[Exercise prompt] Gather each line containing the string "Ayuntamiento" from these entries.
^^^^^^^^
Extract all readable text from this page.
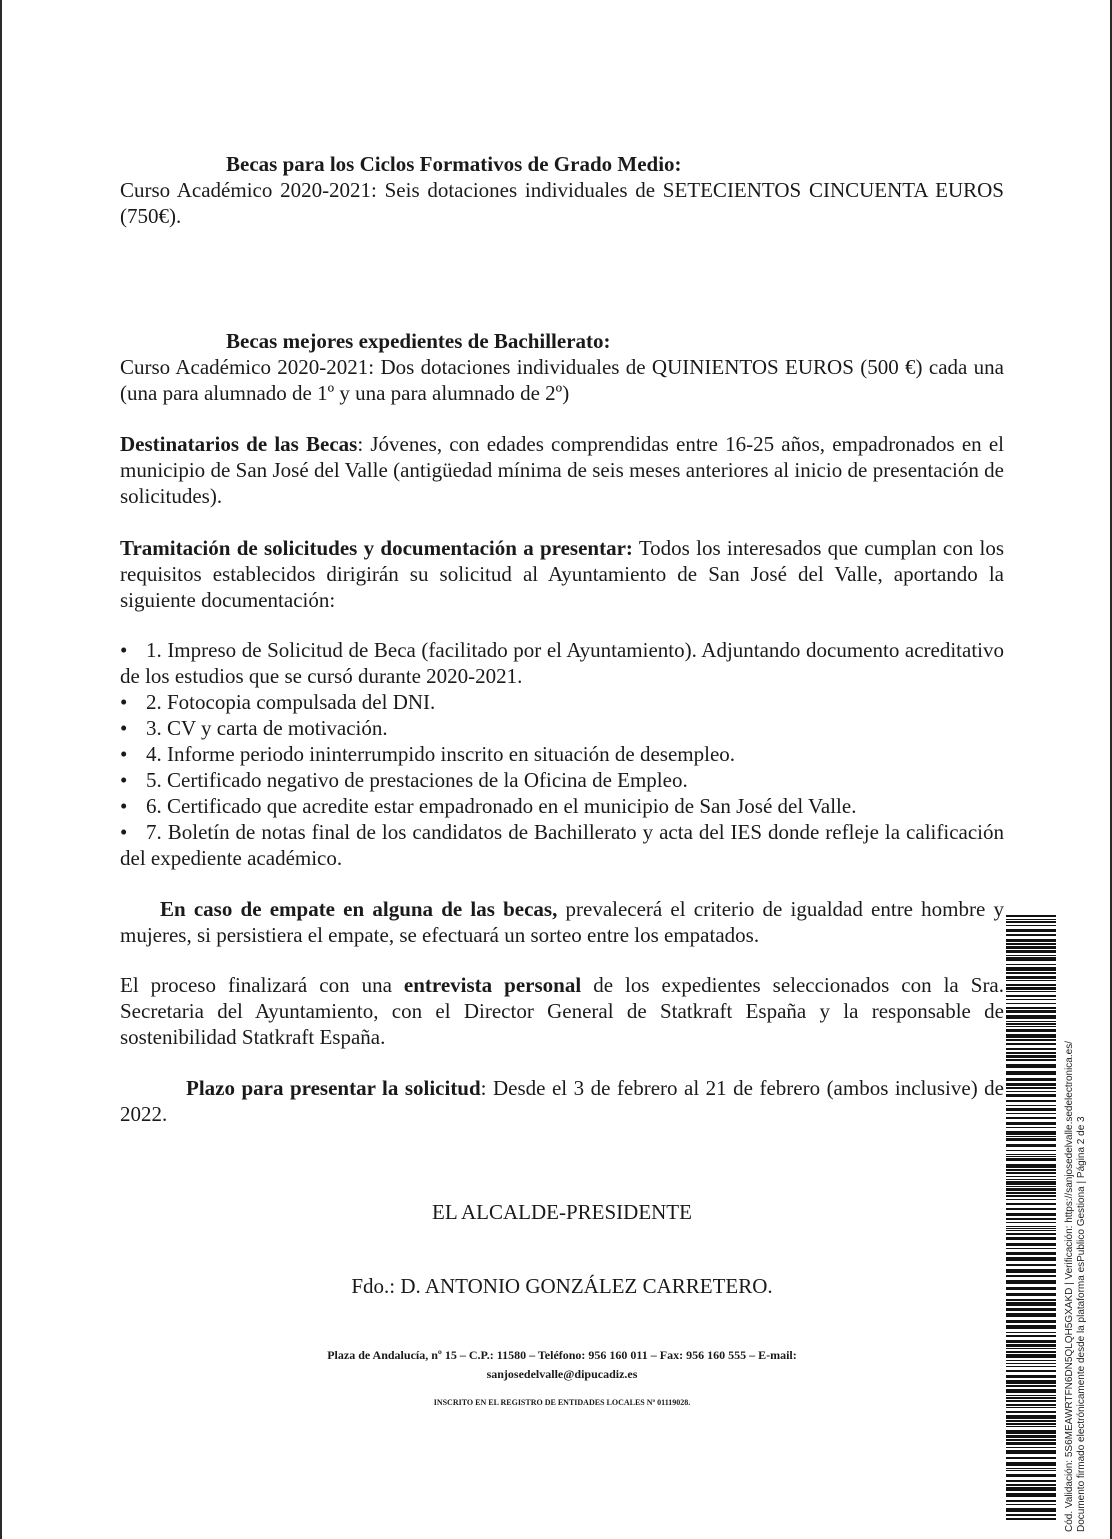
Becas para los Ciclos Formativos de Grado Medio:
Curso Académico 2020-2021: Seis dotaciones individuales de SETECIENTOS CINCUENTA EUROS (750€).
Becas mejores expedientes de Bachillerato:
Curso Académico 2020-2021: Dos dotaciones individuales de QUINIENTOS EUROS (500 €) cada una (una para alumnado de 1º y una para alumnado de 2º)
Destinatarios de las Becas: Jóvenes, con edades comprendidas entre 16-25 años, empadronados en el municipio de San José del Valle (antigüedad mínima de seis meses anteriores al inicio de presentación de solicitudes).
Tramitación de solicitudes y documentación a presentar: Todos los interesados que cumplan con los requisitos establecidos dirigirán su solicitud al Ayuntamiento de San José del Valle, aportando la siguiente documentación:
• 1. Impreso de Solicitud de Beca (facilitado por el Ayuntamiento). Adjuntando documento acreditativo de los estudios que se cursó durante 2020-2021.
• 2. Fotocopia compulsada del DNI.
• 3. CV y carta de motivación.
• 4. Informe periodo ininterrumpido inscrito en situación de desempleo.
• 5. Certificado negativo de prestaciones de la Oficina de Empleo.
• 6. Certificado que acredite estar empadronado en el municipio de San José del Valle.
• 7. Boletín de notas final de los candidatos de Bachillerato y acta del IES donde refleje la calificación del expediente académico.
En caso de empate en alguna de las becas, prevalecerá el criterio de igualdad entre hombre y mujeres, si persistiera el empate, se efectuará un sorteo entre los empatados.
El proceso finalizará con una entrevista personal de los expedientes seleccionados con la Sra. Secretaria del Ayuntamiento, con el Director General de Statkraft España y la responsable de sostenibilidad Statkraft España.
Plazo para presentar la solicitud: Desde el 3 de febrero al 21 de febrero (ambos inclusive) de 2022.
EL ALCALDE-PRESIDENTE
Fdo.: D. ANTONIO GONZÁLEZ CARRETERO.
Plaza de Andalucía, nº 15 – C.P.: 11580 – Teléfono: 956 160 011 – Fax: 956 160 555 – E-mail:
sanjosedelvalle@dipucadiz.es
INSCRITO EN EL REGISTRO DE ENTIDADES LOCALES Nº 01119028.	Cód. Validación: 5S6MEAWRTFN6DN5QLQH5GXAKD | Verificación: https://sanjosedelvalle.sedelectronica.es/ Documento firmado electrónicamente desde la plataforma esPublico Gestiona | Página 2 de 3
^^^^^^^^
[Solution to this exercise]
Tramitación de solicitudes y documentación a presentar: Todos los interesados que cumplan con los requisitos establecidos dirigirán su solicitud al Ayuntamiento de San José del Valle, aportando la siguiente documentación:
• 1. Impreso de Solicitud de Beca (facilitado por el Ayuntamiento). Adjuntando documento acreditativo de los estudios que se cursó durante 2020-2021.
El proceso finalizará con una entrevista personal de los expedientes seleccionados con la Sra. Secretaria del Ayuntamiento, con el Director General de Statkraft España y la responsable de sostenibilidad Statkraft España.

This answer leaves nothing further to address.